• _GIVEN EXERCISE_: Leave out every picture, then transcribe the rest of the listing exactly.

Start SUPPLIED MATERIAL

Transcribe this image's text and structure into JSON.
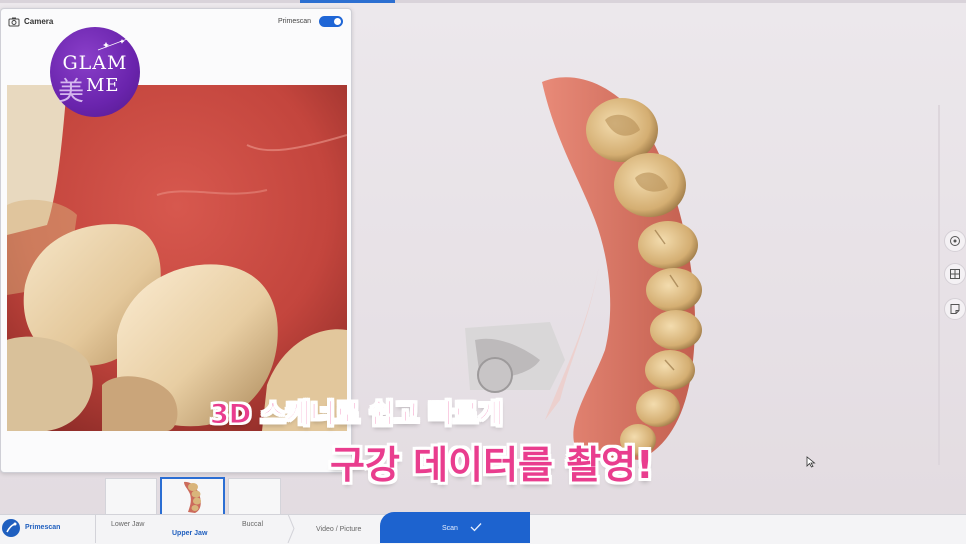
{
  "camera_panel": {
    "title": "Camera",
    "toggle_label": "Primescan",
    "toggle_on": true
  },
  "logo": {
    "line1": "GLAM",
    "line2": "ME",
    "hanja": "美"
  },
  "captions": {
    "line1": "3D 스캐너로 쉽고 빠르게",
    "line2": "구강 데이터를 촬영!"
  },
  "bottom_bar": {
    "brand_label": "Primescan",
    "steps": [
      "Lower Jaw",
      "Upper Jaw",
      "Buccal",
      "Video / Picture"
    ],
    "active_step": "Upper Jaw",
    "scan_label": "Scan"
  },
  "colors": {
    "accent": "#1f66d6",
    "caption_pink": "#e93d8e",
    "logo_purple": "#6a24ad"
  },
  "icons": [
    "camera-icon",
    "tooth-icon",
    "grid-icon",
    "note-icon",
    "check-icon",
    "cursor-icon"
  ]
}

End SUPPLIED MATERIAL

• _TASK ANSWER_:
Transcribe this image's text and structure into JSON.
{
  "camera_panel": {
    "title": "Camera",
    "toggle_label": "Primescan",
    "toggle_on": true
  },
  "logo": {
    "line1": "GLAM",
    "line2": "ME",
    "hanja": "美"
  },
  "captions": {
    "line1": "3D 스캐너로 쉽고 빠르게",
    "line2": "구강 데이터를 촬영!"
  },
  "bottom_bar": {
    "brand_label": "Primescan",
    "steps": [
      "Lower Jaw",
      "Upper Jaw",
      "Buccal",
      "Video / Picture"
    ],
    "active_step": "Upper Jaw",
    "scan_label": "Scan"
  },
  "colors": {
    "accent": "#1f66d6",
    "caption_pink": "#e93d8e",
    "logo_purple": "#6a24ad"
  },
  "icons": [
    "camera-icon",
    "tooth-icon",
    "grid-icon",
    "note-icon",
    "check-icon",
    "cursor-icon"
  ]
}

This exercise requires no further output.